::: AUSGANGSTEXT :::

Als symbolische Geste der Versöhnung beschloss Menem sowohl verurteilte Täter wie Angeklagte durch eine Reihe von Begnadigungen der Strafverfolgung zu entziehen. Bereits Inhaftierte Täter wie Videla und Massera wurden auf freien Fuß gesetzt und alle anderen Prozesse eingestellt. Mehr als 73 % der argentinischen Bevölkerung waren nach den damaligen Umfragen gegen diese Art der Versöhnung.
Der unermüdliche Einsatz der Menschenrechtsorganisationen bewirkte, dass in den Jahren danach trotzdem eine begrenzte Strafverfolgung stattfand. Die Entführung von Kindern und die Geburt und Zwangsadoption von Säuglingen in den Folterstätten der Militärdiktatur waren ausdrücklich von den Amnestie – Gesetze der 80er Jahre ausgeschlossen worden. Ab 1996 wurde zu diesem Thema in Argentinien ermittelt.

Die Koalition gegen Straflosigkeit - Wahrheit und Gerechtigkeit

Als sich im Frühjahr 1997 der argentinischer Friedensnobelpreisträger Adolfo Pérez Esquivel an das Nürnberger Menschenrechtszentrum wandte mit der Bitte, in Deutschland Strafverfahren gegen argentinische Militärs wegen der Ermordung und des Verschwindenlassens von deutschen- und deutschstämmigen Opfern der Argentinischen Militärdiktatur einzuleiten, knüpfte er an eine lange deutsch - argentinische Solidaritätsgeschichte an.
Mit dem Beginn der brutalen Militärdiktaturen in Lateinamerika (Brasilien, Chile, Argentinien) hatten sich in Deutschland an vielen Orten Solidaritätsgruppen organisiert, die nicht nur verfolgten, exilierten LateinamerikanerInnen in Deutschland Unterstützung gaben, sondern sich von Anfang an aktiv für die Opfer einsetzten, politische Veränderungen einklagten und die strafrechtliche Verfolgung der Täter forderten. Rundreisen von Müttern von „Verschwunden“ und Kampagnen wie die Amnesty - Aktion „Fußball ja – Folter nein“ erinnerten die Deutsche Öffentlichkeit immer wieder an die schweren Menschenrechtsverletzungen in Lateinamerika.
Die seit drei Jahrzehnten in vielen Orten Deutschlands existierende Solidaritätsbewegung mit Lateinamerika hat in den Jahren nach 1997 wesentlich dazu beigetragen, dass die Arbeit der „Koalition gegen Straflosigkeit“ von Beginn an auf eine breite Unterstützung zählen konnte.
Warum es aber fast zwei Jahrzehnte nach dem Ende der argentinischen Militärdiktatur (1983) gedauert hat, bis zum ersten Mal in der deutsch - argentinischen Geschichte Strafanzeigen gegen argentinische Militärs eingereicht wurden, bleibt ein Geheimnis und ist vielleicht nur damit zu begründen, dass man lange Zeit hoffte, dass in Argentinien selbst Gerechtigkeit möglich wäre.

:::

AUFGABEN:
**1.** Schreibe den Abschnitt des Ausgangstexts beginnend mit „Der unermüdliche Einsatz“ und endend mit „argentinische Solidaritätsgeschichte an.“ noch einmal und benenne dabei „Menschenrechtsorganisationen“ in „Opferverbände“ um.
**2.** Welche Länder nennt der Ausgangstext in Klammern als Staaten, in denen brutale Militärdiktaturen begannen?
**3.** Wie groß war laut Ausgangstext nach den damaligen Umfragen der Anteil der argentinischen Bevölkerung, der gegen diese Art der Versöhnung war?

::: AUSZÜGE DER EINTRÄGE :::

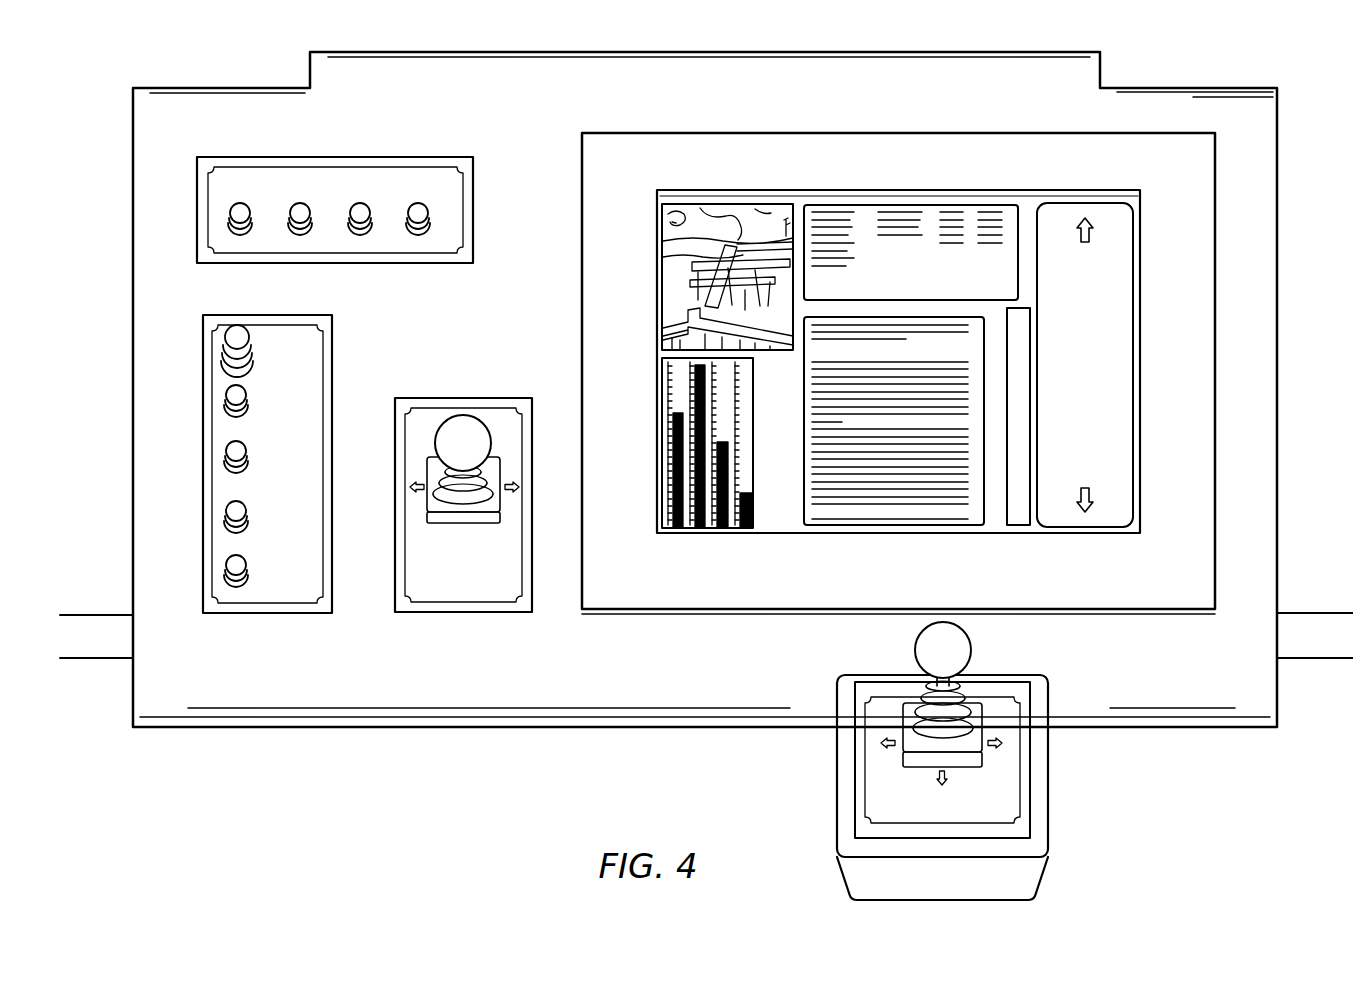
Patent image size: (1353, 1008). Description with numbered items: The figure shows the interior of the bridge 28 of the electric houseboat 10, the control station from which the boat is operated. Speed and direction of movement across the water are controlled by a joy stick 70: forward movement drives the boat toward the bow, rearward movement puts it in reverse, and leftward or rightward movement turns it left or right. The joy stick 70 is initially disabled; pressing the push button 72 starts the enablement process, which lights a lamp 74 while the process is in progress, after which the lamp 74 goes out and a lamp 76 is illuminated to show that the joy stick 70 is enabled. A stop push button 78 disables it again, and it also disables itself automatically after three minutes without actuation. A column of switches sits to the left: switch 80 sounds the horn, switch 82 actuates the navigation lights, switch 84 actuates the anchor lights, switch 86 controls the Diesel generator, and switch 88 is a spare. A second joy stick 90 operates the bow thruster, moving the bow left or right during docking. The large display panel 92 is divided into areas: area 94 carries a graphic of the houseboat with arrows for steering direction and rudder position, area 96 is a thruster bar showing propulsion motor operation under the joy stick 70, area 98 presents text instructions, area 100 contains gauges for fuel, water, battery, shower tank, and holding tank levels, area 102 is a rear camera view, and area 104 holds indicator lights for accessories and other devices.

The electric houseboat 10 is at (332, 811).
The bridge 28 is at (1279, 136).
The joy stick 70 is at (972, 646).
The push button 72 is at (230, 207).
The lamp 74 is at (300, 204).
The lamp 76 is at (360, 204).
The stop push button 78 is at (418, 204).
The switch 80 is at (223, 350).
The switch 82 is at (225, 398).
The switch 84 is at (225, 455).
The switch 86 is at (225, 514).
The switch 88 is at (225, 569).
The joy stick 90 is at (462, 415).
The display panel 92 is at (781, 500).
The area 94 is at (1134, 365).
The area 96 is at (1020, 527).
The area 98 is at (858, 527).
The area 100 is at (661, 446).
The area 102 is at (661, 278).
The area 104 is at (866, 205).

:::

ANTWORTEN:
**1.**
Der unermüdliche Einsatz der Opferverbände bewirkte, dass in den Jahren danach trotzdem eine begrenzte Strafverfolgung stattfand. Die Entführung von Kindern und die Geburt und Zwangsadoption von Säuglingen in den Folterstätten der Militärdiktatur waren ausdrücklich von den Amnestie – Gesetze der 80er Jahre ausgeschlossen worden. Ab 1996 wurde zu diesem Thema in Argentinien ermittelt.

Die Koalition gegen Straflosigkeit - Wahrheit und Gerechtigkeit

Als sich im Frühjahr 1997 der argentinischer Friedensnobelpreisträger Adolfo Pérez Esquivel an das Nürnberger Menschenrechtszentrum wandte mit der Bitte, in Deutschland Strafverfahren gegen argentinische Militärs wegen der Ermordung und des Verschwindenlassens von deutschen- und deutschstämmigen Opfern der Argentinischen Militärdiktatur einzuleiten, knüpfte er an eine lange deutsch - argentinische Solidaritätsgeschichte an.

**2.** Brasilien, Chile, Argentinien

**3.** Mehr als 73 %